* Dataset excerpts *
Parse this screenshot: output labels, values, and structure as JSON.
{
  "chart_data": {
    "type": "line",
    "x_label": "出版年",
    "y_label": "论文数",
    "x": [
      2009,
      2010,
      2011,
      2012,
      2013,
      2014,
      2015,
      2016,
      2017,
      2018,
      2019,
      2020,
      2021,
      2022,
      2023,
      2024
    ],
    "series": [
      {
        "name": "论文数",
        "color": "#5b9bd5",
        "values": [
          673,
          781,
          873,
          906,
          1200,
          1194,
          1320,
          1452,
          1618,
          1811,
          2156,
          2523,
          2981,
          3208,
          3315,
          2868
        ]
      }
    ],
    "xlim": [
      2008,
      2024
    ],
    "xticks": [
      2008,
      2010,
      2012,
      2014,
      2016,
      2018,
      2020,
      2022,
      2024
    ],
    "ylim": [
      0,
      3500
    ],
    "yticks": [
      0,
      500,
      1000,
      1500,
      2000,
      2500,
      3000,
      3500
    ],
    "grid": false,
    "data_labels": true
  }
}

* Your objective *
Copy the material above, line for line.

* Response for this exercise *
Parse this screenshot: output labels, values, and structure as JSON.
{
  "chart_data": {
    "type": "line",
    "x_label": "出版年",
    "y_label": "论文数",
    "x": [
      2009,
      2010,
      2011,
      2012,
      2013,
      2014,
      2015,
      2016,
      2017,
      2018,
      2019,
      2020,
      2021,
      2022,
      2023,
      2024
    ],
    "series": [
      {
        "name": "论文数",
        "color": "#5b9bd5",
        "values": [
          673,
          781,
          873,
          906,
          1200,
          1194,
          1320,
          1452,
          1618,
          1811,
          2156,
          2523,
          2981,
          3208,
          3315,
          2868
        ]
      }
    ],
    "xlim": [
      2008,
      2024
    ],
    "xticks": [
      2008,
      2010,
      2012,
      2014,
      2016,
      2018,
      2020,
      2022,
      2024
    ],
    "ylim": [
      0,
      3500
    ],
    "yticks": [
      0,
      500,
      1000,
      1500,
      2000,
      2500,
      3000,
      3500
    ],
    "grid": false,
    "data_labels": true
  }
}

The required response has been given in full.